• Goal of the exercise: Word for word, quote all of the material, omitting the pictures.

(Part of a data file)
○ ○ ○

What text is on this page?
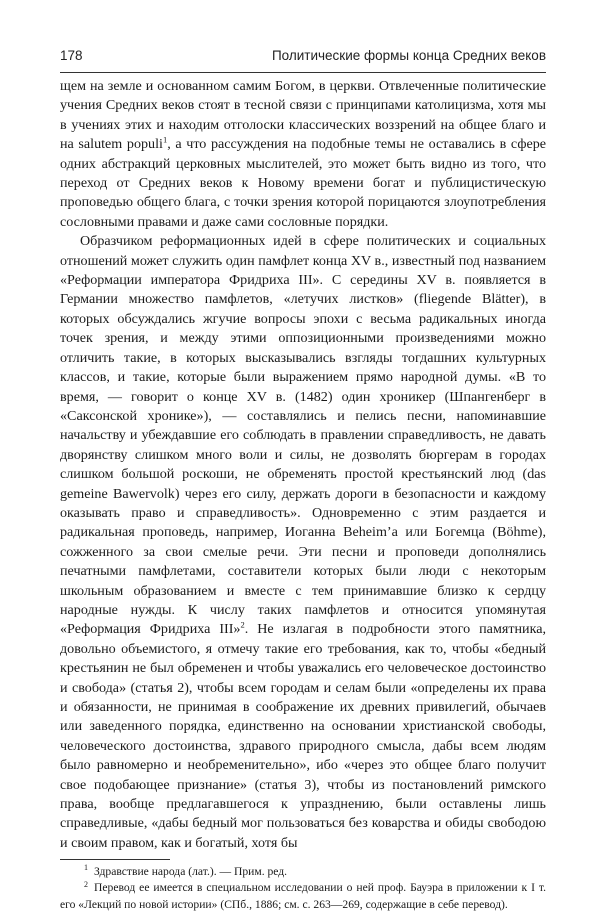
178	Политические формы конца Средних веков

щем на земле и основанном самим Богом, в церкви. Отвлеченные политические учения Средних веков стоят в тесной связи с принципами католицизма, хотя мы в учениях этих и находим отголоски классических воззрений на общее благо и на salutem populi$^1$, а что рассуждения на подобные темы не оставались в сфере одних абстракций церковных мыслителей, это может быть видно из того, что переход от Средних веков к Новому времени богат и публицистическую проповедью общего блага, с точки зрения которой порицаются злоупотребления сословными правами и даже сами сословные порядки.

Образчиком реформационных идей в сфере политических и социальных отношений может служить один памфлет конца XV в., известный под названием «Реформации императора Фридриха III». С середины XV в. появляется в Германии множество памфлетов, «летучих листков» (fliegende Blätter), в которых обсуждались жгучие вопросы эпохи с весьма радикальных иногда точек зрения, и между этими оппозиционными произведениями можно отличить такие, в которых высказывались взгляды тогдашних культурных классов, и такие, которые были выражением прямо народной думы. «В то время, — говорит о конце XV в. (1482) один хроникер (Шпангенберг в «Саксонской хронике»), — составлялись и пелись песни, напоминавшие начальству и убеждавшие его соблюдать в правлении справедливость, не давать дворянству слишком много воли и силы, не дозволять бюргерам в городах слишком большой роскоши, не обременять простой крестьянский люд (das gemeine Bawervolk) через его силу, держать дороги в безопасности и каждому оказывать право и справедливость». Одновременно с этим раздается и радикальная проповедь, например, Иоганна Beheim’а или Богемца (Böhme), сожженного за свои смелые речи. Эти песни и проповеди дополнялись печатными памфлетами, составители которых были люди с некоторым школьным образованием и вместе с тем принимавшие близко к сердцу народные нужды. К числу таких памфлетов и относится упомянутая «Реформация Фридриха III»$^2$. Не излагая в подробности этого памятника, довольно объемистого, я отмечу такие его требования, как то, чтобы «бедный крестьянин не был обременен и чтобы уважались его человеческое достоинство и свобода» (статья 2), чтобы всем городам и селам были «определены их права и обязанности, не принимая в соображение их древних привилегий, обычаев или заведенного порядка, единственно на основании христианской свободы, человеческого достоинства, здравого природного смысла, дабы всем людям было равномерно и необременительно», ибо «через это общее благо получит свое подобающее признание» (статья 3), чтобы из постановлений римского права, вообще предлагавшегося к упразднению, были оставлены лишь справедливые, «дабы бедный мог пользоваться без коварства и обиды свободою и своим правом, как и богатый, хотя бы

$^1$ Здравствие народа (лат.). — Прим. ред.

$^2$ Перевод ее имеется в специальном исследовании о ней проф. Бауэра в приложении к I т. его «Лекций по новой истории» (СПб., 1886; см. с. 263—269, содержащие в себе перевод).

○ ○ ○

• Answer to this problem:
What text is on this page?
178	Политические формы конца Средних веков

щем на земле и основанном самим Богом, в церкви. Отвлеченные политические учения Средних веков стоят в тесной связи с принципами католицизма, хотя мы в учениях этих и находим отголоски классических воззрений на общее благо и на salutem populi$^1$, а что рассуждения на подобные темы не оставались в сфере одних абстракций церковных мыслителей, это может быть видно из того, что переход от Средних веков к Новому времени богат и публицистическую проповедью общего блага, с точки зрения которой порицаются злоупотребления сословными правами и даже сами сословные порядки.

Образчиком реформационных идей в сфере политических и социальных отношений может служить один памфлет конца XV в., известный под названием «Реформации императора Фридриха III». С середины XV в. появляется в Германии множество памфлетов, «летучих листков» (fliegende Blätter), в которых обсуждались жгучие вопросы эпохи с весьма радикальных иногда точек зрения, и между этими оппозиционными произведениями можно отличить такие, в которых высказывались взгляды тогдашних культурных классов, и такие, которые были выражением прямо народной думы. «В то время, — говорит о конце XV в. (1482) один хроникер (Шпангенберг в «Саксонской хронике»), — составлялись и пелись песни, напоминавшие начальству и убеждавшие его соблюдать в правлении справедливость, не давать дворянству слишком много воли и силы, не дозволять бюргерам в городах слишком большой роскоши, не обременять простой крестьянский люд (das gemeine Bawervolk) через его силу, держать дороги в безопасности и каждому оказывать право и справедливость». Одновременно с этим раздается и радикальная проповедь, например, Иоганна Beheim’а или Богемца (Böhme), сожженного за свои смелые речи. Эти песни и проповеди дополнялись печатными памфлетами, составители которых были люди с некоторым школьным образованием и вместе с тем принимавшие близко к сердцу народные нужды. К числу таких памфлетов и относится упомянутая «Реформация Фридриха III»$^2$. Не излагая в подробности этого памятника, довольно объемистого, я отмечу такие его требования, как то, чтобы «бедный крестьянин не был обременен и чтобы уважались его человеческое достоинство и свобода» (статья 2), чтобы всем городам и селам были «определены их права и обязанности, не принимая в соображение их древних привилегий, обычаев или заведенного порядка, единственно на основании христианской свободы, человеческого достоинства, здравого природного смысла, дабы всем людям было равномерно и необременительно», ибо «через это общее благо получит свое подобающее признание» (статья 3), чтобы из постановлений римского права, вообще предлагавшегося к упразднению, были оставлены лишь справедливые, «дабы бедный мог пользоваться без коварства и обиды свободою и своим правом, как и богатый, хотя бы

$^1$ Здравствие народа (лат.). — Прим. ред.

$^2$ Перевод ее имеется в специальном исследовании о ней проф. Бауэра в приложении к I т. его «Лекций по новой истории» (СПб., 1886; см. с. 263—269, содержащие в себе перевод).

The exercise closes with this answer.